JOB - Find how many lines of the listing include the string "name", and report only that figure.
___ INPUT FOR THIS TASK ___
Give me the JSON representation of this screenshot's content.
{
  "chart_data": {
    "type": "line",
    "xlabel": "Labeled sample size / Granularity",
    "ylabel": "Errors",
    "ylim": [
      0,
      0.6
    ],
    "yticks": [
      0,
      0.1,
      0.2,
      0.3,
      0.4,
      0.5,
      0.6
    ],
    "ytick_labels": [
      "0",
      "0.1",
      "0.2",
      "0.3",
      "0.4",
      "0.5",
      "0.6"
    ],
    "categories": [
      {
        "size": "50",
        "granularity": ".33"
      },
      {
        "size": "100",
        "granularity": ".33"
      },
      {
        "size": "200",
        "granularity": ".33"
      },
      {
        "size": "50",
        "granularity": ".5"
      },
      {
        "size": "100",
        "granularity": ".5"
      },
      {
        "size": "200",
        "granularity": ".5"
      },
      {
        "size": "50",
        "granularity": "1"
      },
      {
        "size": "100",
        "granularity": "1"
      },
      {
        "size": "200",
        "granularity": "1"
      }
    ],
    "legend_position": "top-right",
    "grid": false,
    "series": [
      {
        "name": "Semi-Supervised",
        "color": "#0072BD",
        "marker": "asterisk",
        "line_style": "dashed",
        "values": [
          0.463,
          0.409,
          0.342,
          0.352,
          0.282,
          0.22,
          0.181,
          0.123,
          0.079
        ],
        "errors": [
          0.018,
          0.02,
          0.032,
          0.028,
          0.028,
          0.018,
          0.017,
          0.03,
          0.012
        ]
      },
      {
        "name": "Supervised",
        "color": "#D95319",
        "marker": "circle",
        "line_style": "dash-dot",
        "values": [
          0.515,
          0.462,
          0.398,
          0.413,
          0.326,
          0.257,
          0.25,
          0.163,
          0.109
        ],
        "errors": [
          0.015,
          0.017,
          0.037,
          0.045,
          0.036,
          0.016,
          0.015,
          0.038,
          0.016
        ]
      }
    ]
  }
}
___
EXERCISE RESULT - 2